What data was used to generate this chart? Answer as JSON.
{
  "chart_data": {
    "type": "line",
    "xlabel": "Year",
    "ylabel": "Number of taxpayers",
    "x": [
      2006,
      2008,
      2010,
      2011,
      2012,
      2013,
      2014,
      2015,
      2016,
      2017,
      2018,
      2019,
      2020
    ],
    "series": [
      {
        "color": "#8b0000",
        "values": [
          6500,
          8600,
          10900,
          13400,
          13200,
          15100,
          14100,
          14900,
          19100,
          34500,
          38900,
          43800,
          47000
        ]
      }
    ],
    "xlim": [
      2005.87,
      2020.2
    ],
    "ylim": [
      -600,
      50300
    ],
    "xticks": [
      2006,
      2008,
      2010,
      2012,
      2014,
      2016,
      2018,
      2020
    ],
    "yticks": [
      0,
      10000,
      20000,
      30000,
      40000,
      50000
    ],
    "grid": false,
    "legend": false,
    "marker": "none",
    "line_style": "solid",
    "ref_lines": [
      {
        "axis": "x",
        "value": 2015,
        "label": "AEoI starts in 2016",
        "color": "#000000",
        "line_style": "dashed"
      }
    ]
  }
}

________________

GIVEN EXERCISE: Repeat the whole listing exactly, keeping every line intact.

RESULT OF THE TASK:
What data was used to generate this chart? Answer as JSON.
{
  "chart_data": {
    "type": "line",
    "xlabel": "Year",
    "ylabel": "Number of taxpayers",
    "x": [
      2006,
      2008,
      2010,
      2011,
      2012,
      2013,
      2014,
      2015,
      2016,
      2017,
      2018,
      2019,
      2020
    ],
    "series": [
      {
        "color": "#8b0000",
        "values": [
          6500,
          8600,
          10900,
          13400,
          13200,
          15100,
          14100,
          14900,
          19100,
          34500,
          38900,
          43800,
          47000
        ]
      }
    ],
    "xlim": [
      2005.87,
      2020.2
    ],
    "ylim": [
      -600,
      50300
    ],
    "xticks": [
      2006,
      2008,
      2010,
      2012,
      2014,
      2016,
      2018,
      2020
    ],
    "yticks": [
      0,
      10000,
      20000,
      30000,
      40000,
      50000
    ],
    "grid": false,
    "legend": false,
    "marker": "none",
    "line_style": "solid",
    "ref_lines": [
      {
        "axis": "x",
        "value": 2015,
        "label": "AEoI starts in 2016",
        "color": "#000000",
        "line_style": "dashed"
      }
    ]
  }
}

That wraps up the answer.